* begin Data shown *

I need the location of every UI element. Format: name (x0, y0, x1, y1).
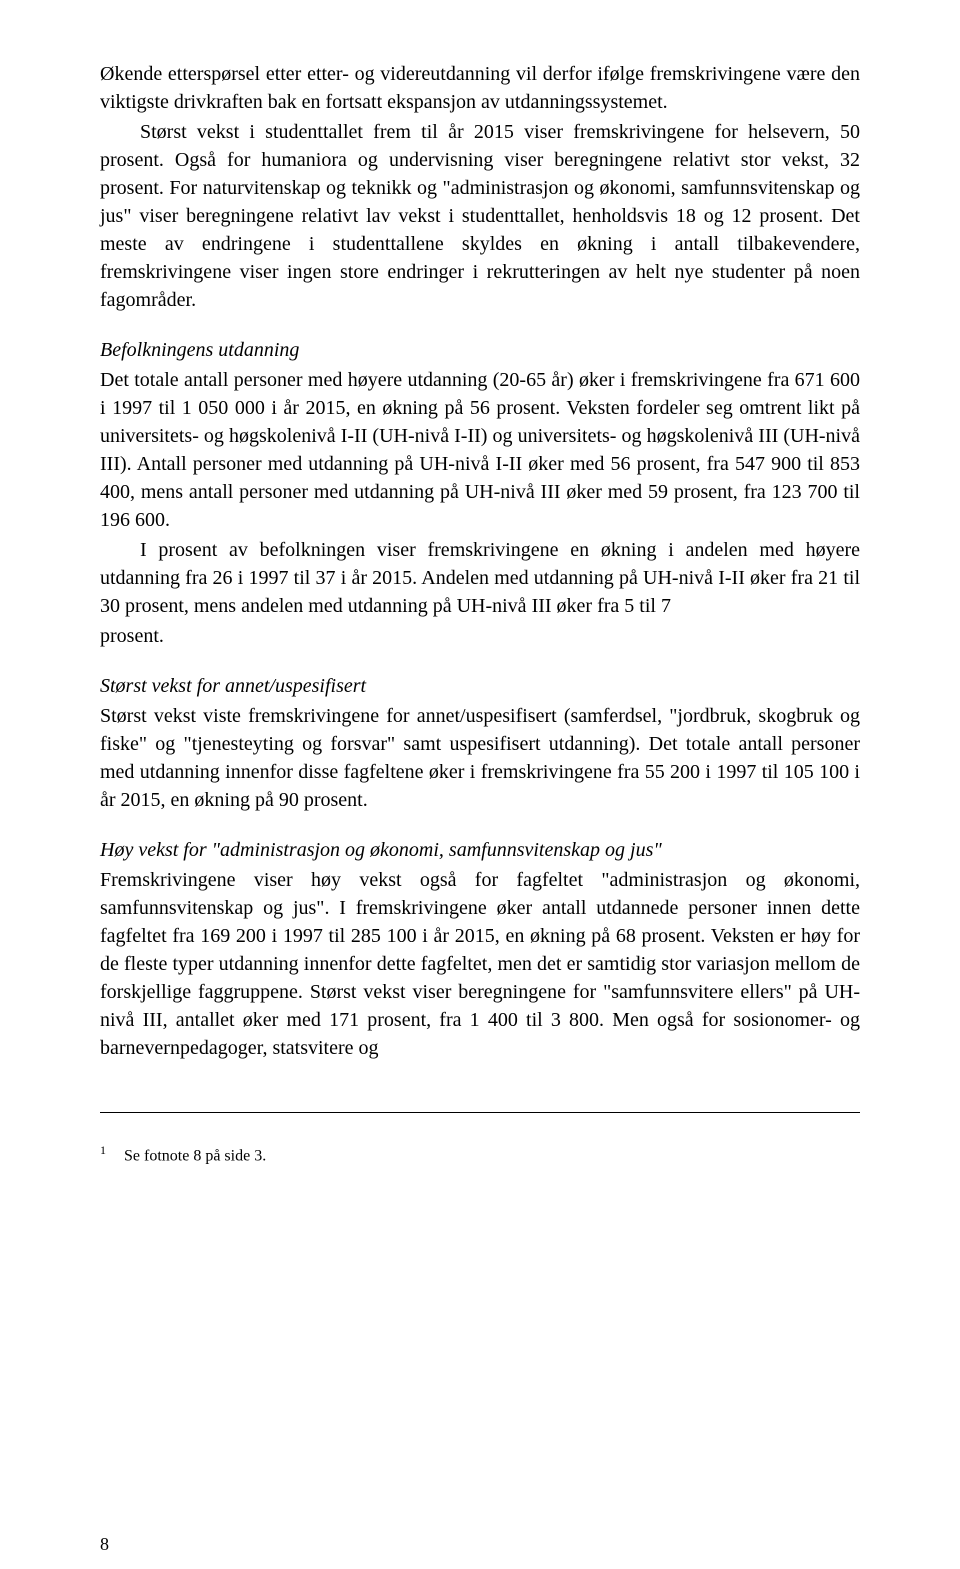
document-page: Økende etterspørsel etter etter- og vide… (0, 0, 960, 1569)
body-paragraph: Størst vekst viste fremskrivingene for a… (100, 702, 860, 814)
body-paragraph: I prosent av befolkningen viser fremskri… (100, 536, 860, 620)
footnote-separator (100, 1112, 860, 1113)
section-heading: Høy vekst for "administrasjon og økonomi… (100, 836, 860, 864)
footnote: 1 Se fotnote 8 på side 3. (100, 1143, 860, 1165)
body-paragraph: Det totale antall personer med høyere ut… (100, 366, 860, 534)
body-paragraph: Fremskrivingene viser høy vekst også for… (100, 866, 860, 1062)
body-paragraph: prosent. (100, 622, 860, 650)
body-paragraph: Størst vekst i studenttallet frem til år… (100, 118, 860, 314)
section-heading: Størst vekst for annet/uspesifisert (100, 672, 860, 700)
body-paragraph: Økende etterspørsel etter etter- og vide… (100, 60, 860, 116)
footnote-marker: 1 (100, 1143, 106, 1157)
footnote-text: Se fotnote 8 på side 3. (124, 1147, 266, 1164)
page-number: 8 (100, 1534, 109, 1555)
section-heading: Befolkningens utdanning (100, 336, 860, 364)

* end Data shown *

Return the lines of the listing exactly as they appear, everything from the line containing "document-page: Økende etterspørsel" down to the line containing "footnote-text: Se fotnote", both included.

document-page: Økende etterspørsel etter etter- og vide… (0, 0, 960, 1569)
body-paragraph: Størst vekst viste fremskrivingene for a… (100, 702, 860, 814)
body-paragraph: I prosent av befolkningen viser fremskri… (100, 536, 860, 620)
footnote-separator (100, 1112, 860, 1113)
section-heading: Høy vekst for "administrasjon og økonomi… (100, 836, 860, 864)
footnote: 1 Se fotnote 8 på side 3. (100, 1143, 860, 1165)
body-paragraph: Det totale antall personer med høyere ut… (100, 366, 860, 534)
body-paragraph: Fremskrivingene viser høy vekst også for… (100, 866, 860, 1062)
body-paragraph: prosent. (100, 622, 860, 650)
body-paragraph: Størst vekst i studenttallet frem til år… (100, 118, 860, 314)
section-heading: Størst vekst for annet/uspesifisert (100, 672, 860, 700)
body-paragraph: Økende etterspørsel etter etter- og vide… (100, 60, 860, 116)
footnote-marker: 1 (100, 1143, 106, 1157)
footnote-text: Se fotnote 8 på side 3. (124, 1147, 266, 1164)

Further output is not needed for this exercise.